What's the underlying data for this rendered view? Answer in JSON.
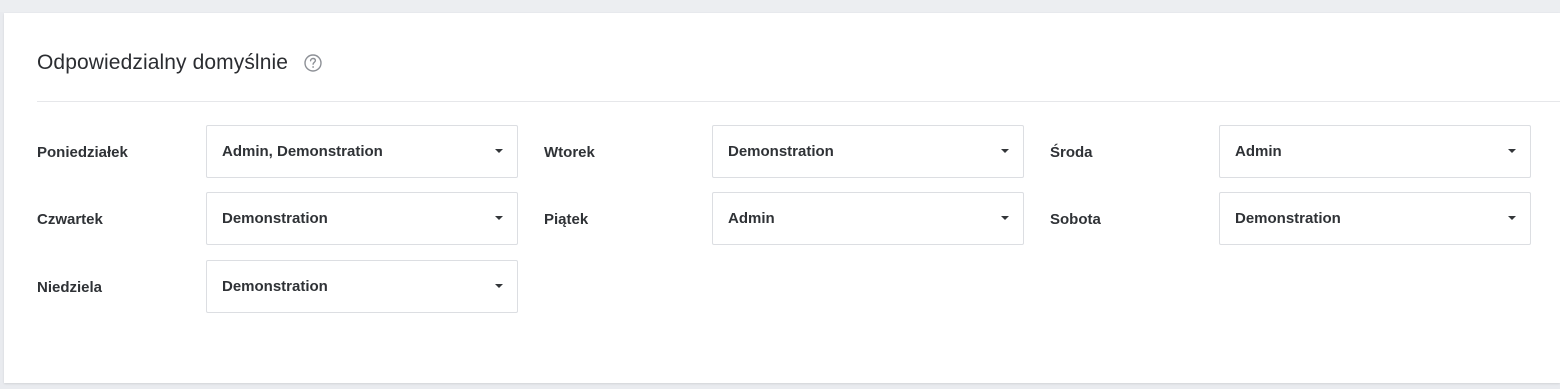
{
  "section": {
    "title": "Odpowiedzialny domyślnie",
    "help_icon": "question-circle-icon"
  },
  "days": [
    {
      "label": "Poniedziałek",
      "value": "Admin, Demonstration"
    },
    {
      "label": "Wtorek",
      "value": "Demonstration"
    },
    {
      "label": "Środa",
      "value": "Admin"
    },
    {
      "label": "Czwartek",
      "value": "Demonstration"
    },
    {
      "label": "Piątek",
      "value": "Admin"
    },
    {
      "label": "Sobota",
      "value": "Demonstration"
    },
    {
      "label": "Niedziela",
      "value": "Demonstration"
    }
  ],
  "colors": {
    "background": "#e9ebef",
    "panel": "#ffffff",
    "border": "#dcdee2",
    "text": "#2f3236"
  }
}
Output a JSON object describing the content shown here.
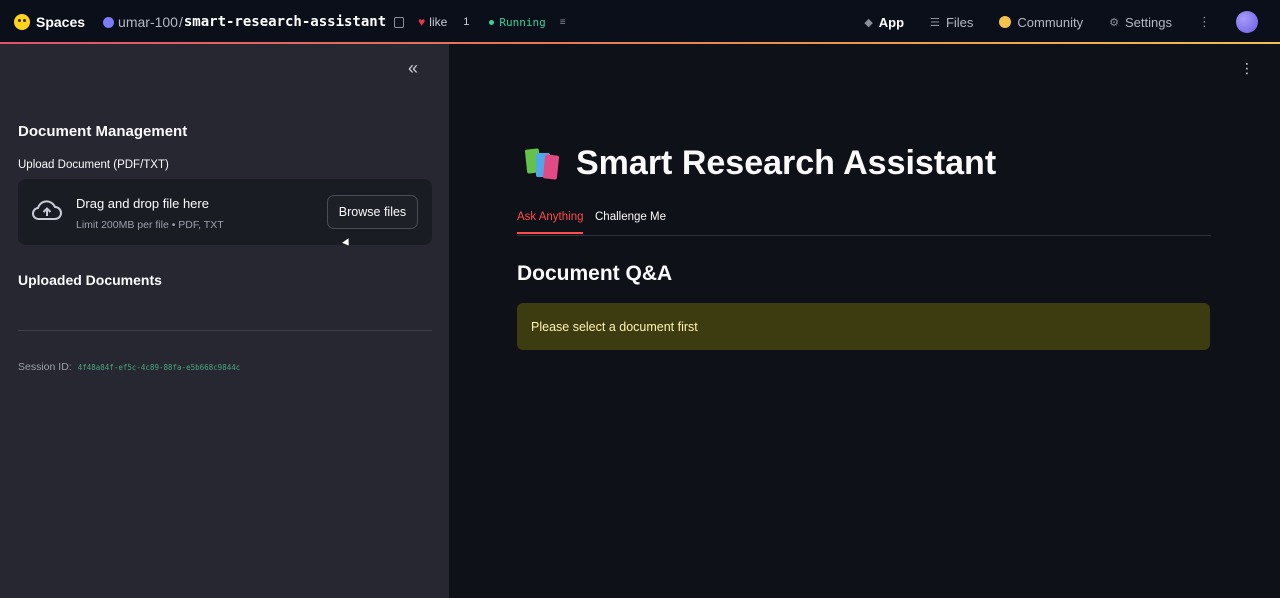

************

▸ Task requirements: Reproduce each line of the records exactly, and omit every picture.

▸ Full answer:
What's the underlying data for this rendered view? Answer in JSON.
{
  "section": {
    "title": "Odpowiedzialny domyślnie",
    "help_icon": "question-circle-icon"
  },
  "days": [
    {
      "label": "Poniedziałek",
      "value": "Admin, Demonstration"
    },
    {
      "label": "Wtorek",
      "value": "Demonstration"
    },
    {
      "label": "Środa",
      "value": "Admin"
    },
    {
      "label": "Czwartek",
      "value": "Demonstration"
    },
    {
      "label": "Piątek",
      "value": "Admin"
    },
    {
      "label": "Sobota",
      "value": "Demonstration"
    },
    {
      "label": "Niedziela",
      "value": "Demonstration"
    }
  ],
  "colors": {
    "background": "#e9ebef",
    "panel": "#ffffff",
    "border": "#dcdee2",
    "text": "#2f3236"
  }
}
Output a JSON object describing the content shown here.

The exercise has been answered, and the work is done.